_Given request_
Present the lines below as a numbered list, skipping any blank ones.

[Layout region records]
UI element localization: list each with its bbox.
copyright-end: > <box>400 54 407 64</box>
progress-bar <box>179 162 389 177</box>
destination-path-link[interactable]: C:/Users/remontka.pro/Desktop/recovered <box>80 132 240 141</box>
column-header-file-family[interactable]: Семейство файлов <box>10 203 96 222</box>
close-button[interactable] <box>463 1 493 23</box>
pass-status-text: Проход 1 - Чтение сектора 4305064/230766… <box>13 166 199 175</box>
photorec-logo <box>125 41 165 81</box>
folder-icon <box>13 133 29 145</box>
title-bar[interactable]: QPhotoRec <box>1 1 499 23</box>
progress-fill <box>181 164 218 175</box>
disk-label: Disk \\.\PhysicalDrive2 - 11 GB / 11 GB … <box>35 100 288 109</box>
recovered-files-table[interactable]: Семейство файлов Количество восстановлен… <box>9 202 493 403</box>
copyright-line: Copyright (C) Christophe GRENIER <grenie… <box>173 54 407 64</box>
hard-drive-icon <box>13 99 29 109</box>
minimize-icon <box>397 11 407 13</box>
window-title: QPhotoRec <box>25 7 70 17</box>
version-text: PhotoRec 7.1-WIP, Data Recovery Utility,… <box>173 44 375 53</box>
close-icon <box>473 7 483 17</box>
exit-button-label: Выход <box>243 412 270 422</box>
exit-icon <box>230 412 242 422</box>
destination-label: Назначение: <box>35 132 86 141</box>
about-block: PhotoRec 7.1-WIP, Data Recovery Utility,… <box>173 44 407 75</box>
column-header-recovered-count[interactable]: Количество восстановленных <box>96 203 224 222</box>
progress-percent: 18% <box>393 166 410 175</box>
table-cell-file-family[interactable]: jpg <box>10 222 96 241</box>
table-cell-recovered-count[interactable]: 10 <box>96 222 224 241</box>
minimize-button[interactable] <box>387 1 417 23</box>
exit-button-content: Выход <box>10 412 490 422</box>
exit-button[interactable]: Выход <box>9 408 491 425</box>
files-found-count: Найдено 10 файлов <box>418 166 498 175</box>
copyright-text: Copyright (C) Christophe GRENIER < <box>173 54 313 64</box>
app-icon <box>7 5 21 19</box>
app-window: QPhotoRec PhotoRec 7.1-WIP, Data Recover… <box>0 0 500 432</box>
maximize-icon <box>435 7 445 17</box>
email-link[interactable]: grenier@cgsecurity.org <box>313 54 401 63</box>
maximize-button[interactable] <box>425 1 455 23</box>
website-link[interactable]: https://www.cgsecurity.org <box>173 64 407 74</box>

_Answer to this problem_
1. UI element localization: list each with its bbox.
2. copyright-end: > <box>400 54 407 64</box>
3. progress-bar <box>179 162 389 177</box>
4. destination-path-link[interactable]: C:/Users/remontka.pro/Desktop/recovered <box>80 132 240 141</box>
5. column-header-file-family[interactable]: Семейство файлов <box>10 203 96 222</box>
6. close-button[interactable] <box>463 1 493 23</box>
7. pass-status-text: Проход 1 - Чтение сектора 4305064/230766… <box>13 166 199 175</box>
8. photorec-logo <box>125 41 165 81</box>
9. folder-icon <box>13 133 29 145</box>
10. title-bar[interactable]: QPhotoRec <box>1 1 499 23</box>
11. progress-fill <box>181 164 218 175</box>
12. disk-label: Disk \\.\PhysicalDrive2 - 11 GB / 11 GB … <box>35 100 288 109</box>
13. recovered-files-table[interactable]: Семейство файлов Количество восстановлен… <box>9 202 493 403</box>
14. copyright-line: Copyright (C) Christophe GRENIER <grenie… <box>173 54 407 64</box>
15. hard-drive-icon <box>13 99 29 109</box>
16. minimize-icon <box>397 11 407 13</box>
17. window-title: QPhotoRec <box>25 7 70 17</box>
18. version-text: PhotoRec 7.1-WIP, Data Recovery Utility,… <box>173 44 375 53</box>
19. close-icon <box>473 7 483 17</box>
20. exit-button-label: Выход <box>243 412 270 422</box>
21. exit-icon <box>230 412 242 422</box>
22. destination-label: Назначение: <box>35 132 86 141</box>
23. about-block: PhotoRec 7.1-WIP, Data Recovery Utility,… <box>173 44 407 75</box>
24. column-header-recovered-count[interactable]: Количество восстановленных <box>96 203 224 222</box>
25. progress-percent: 18% <box>393 166 410 175</box>
26. table-cell-file-family[interactable]: jpg <box>10 222 96 241</box>
27. table-cell-recovered-count[interactable]: 10 <box>96 222 224 241</box>
28. minimize-button[interactable] <box>387 1 417 23</box>
29. exit-button-content: Выход <box>10 412 490 422</box>
30. exit-button[interactable]: Выход <box>9 408 491 425</box>
31. files-found-count: Найдено 10 файлов <box>418 166 498 175</box>
32. copyright-text: Copyright (C) Christophe GRENIER < <box>173 54 313 64</box>
33. app-icon <box>7 5 21 19</box>
34. app-window: QPhotoRec PhotoRec 7.1-WIP, Data Recover… <box>0 0 500 432</box>
35. maximize-icon <box>435 7 445 17</box>
36. email-link[interactable]: grenier@cgsecurity.org <box>313 54 401 63</box>
37. maximize-button[interactable] <box>425 1 455 23</box>
38. website-link[interactable]: https://www.cgsecurity.org <box>173 64 407 74</box>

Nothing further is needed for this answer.